Lines containing the string "frac" are to be counted; report the total by itself.

BEGIN RECORDS PROVIDED

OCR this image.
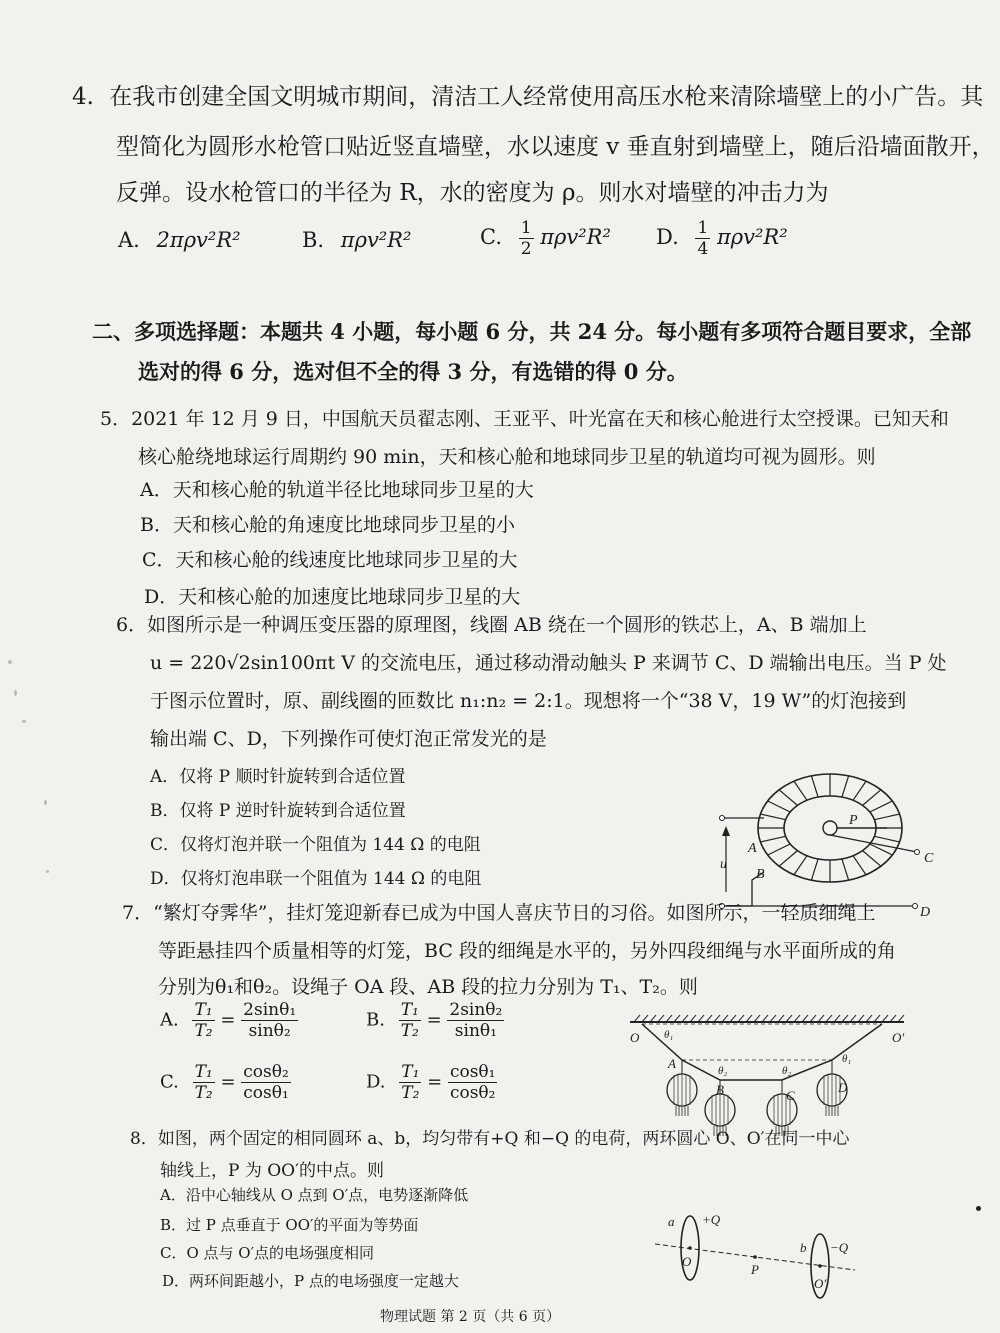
4. 在我市创建全国文明城市期间，清洁工人经常使用高压水枪来清除墙壁上的小广告。其
型简化为圆形水枪管口贴近竖直墙壁，水以速度 v 垂直射到墙壁上，随后沿墙面散开，
反弹。设水枪管口的半径为 R，水的密度为 ρ。则水对墙壁的冲击力为
A. 2πρv²R²	B. πρv²R²	C. $\frac{1}{2} \pi\rho v^2R^2$ D. $\frac{1}{4} \pi\rho v^2R^2$
二、多项选择题：本题共 4 小题，每小题 6 分，共 24 分。每小题有多项符合题目要求，全部
选对的得 6 分，选对但不全的得 3 分，有选错的得 0 分。
5．2021 年 12 月 9 日，中国航天员翟志刚、王亚平、叶光富在天和核心舱进行太空授课。已知天和
核心舱绕地球运行周期约 90 min，天和核心舱和地球同步卫星的轨道均可视为圆形。则
A．天和核心舱的轨道半径比地球同步卫星的大
B．天和核心舱的角速度比地球同步卫星的小
C．天和核心舱的线速度比地球同步卫星的大
D．天和核心舱的加速度比地球同步卫星的大
6．如图所示是一种调压变压器的原理图，线圈 AB 绕在一个圆形的铁芯上，A、B 端加上
u = 220√2sin100πt V 的交流电压，通过移动滑动触头 P 来调节 C、D 端输出电压。当 P 处
于图示位置时，原、副线圈的匝数比 n₁:n₂ = 2:1。现想将一个“38 V，19 W”的灯泡接到
输出端 C、D，下列操作可使灯泡正常发光的是
A．仅将 P 顺时针旋转到合适位置
B．仅将 P 逆时针旋转到合适位置
C．仅将灯泡并联一个阻值为 144 Ω 的电阻
D．仅将灯泡串联一个阻值为 144 Ω 的电阻
u
A
B
P
C
D
7．“繁灯夺霁华”，挂灯笼迎新春已成为中国人喜庆节日的习俗。如图所示，一轻质细绳上
等距悬挂四个质量相等的灯笼，BC 段的细绳是水平的，另外四段细绳与水平面所成的角
分别为θ₁和θ₂。设绳子 OA 段、AB 段的拉力分别为 T₁、T₂。则
A. $\frac{\text{T₁}}{\text{T₂}} = \frac{\text{2sinθ₁}}{\text{sinθ₂}}$	B. $\frac{\text{T₁}}{\text{T₂}} = \frac{\text{2sinθ₂}}{\text{sinθ₁}}$
C. $\frac{\text{T₁}}{\text{T₂}} = \frac{\text{cosθ₂}}{\text{cosθ₁}}$	D. $\frac{\text{T₁}}{\text{T₂}} = \frac{\text{cosθ₁}}{\text{cosθ₂}}$
O	O′
A
B	C
D
θ₁
θ₂	θ₂
θ₁
8．如图，两个固定的相同圆环 a、b，均匀带有+Q 和−Q 的电荷，两环圆心 O、O′在同一中心
轴线上，P 为 OO′的中点。则
A．沿中心轴线从 O 点到 O′点，电势逐渐降低
B．过 P 点垂直于 OO′的平面为等势面
C．O 点与 O′点的电场强度相同
D．两环间距越小，P 点的电场强度一定越大
a +Q
O
P
b −Q
O′
物理试题 第 2 页（共 6 页）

END RECORDS PROVIDED

| THE SOLUTION |
3